■ Problem to solve
Look through the records and report how many lines include the word "sentences", with no other words.
□ □ □ □ □
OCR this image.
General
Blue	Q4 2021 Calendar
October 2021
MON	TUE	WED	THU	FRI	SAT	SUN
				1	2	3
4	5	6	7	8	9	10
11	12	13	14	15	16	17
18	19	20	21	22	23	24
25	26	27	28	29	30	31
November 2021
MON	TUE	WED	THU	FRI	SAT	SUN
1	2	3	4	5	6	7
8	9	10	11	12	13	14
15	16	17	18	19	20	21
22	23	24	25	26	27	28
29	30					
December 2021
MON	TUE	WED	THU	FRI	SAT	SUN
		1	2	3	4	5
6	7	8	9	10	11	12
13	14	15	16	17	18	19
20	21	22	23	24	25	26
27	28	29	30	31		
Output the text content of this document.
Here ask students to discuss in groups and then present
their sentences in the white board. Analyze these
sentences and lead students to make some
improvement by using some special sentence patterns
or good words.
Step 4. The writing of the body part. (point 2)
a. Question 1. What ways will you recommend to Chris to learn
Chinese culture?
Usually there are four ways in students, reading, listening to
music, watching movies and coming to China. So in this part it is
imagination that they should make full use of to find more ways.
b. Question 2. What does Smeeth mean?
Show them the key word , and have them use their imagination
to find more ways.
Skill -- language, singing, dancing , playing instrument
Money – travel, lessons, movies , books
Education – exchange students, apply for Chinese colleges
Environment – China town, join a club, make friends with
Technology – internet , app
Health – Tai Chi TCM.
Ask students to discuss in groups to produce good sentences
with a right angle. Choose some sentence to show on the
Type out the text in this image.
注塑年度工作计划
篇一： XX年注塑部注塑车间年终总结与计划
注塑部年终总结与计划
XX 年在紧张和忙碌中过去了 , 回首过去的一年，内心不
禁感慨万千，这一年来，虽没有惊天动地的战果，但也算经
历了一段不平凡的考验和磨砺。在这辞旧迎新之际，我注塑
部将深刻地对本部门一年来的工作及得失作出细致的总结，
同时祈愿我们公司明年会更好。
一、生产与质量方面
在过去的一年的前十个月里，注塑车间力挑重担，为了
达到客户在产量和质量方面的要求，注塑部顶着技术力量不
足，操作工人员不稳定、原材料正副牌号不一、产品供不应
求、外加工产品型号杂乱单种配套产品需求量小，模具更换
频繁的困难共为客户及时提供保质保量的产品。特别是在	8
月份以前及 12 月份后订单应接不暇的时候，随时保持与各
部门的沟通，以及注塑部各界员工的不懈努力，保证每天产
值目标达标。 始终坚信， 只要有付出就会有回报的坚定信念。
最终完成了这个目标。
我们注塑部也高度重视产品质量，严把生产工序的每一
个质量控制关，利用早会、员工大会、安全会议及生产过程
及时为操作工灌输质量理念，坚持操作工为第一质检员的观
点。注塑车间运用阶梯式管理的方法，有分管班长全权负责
□ □ □ □ □
■ Response
3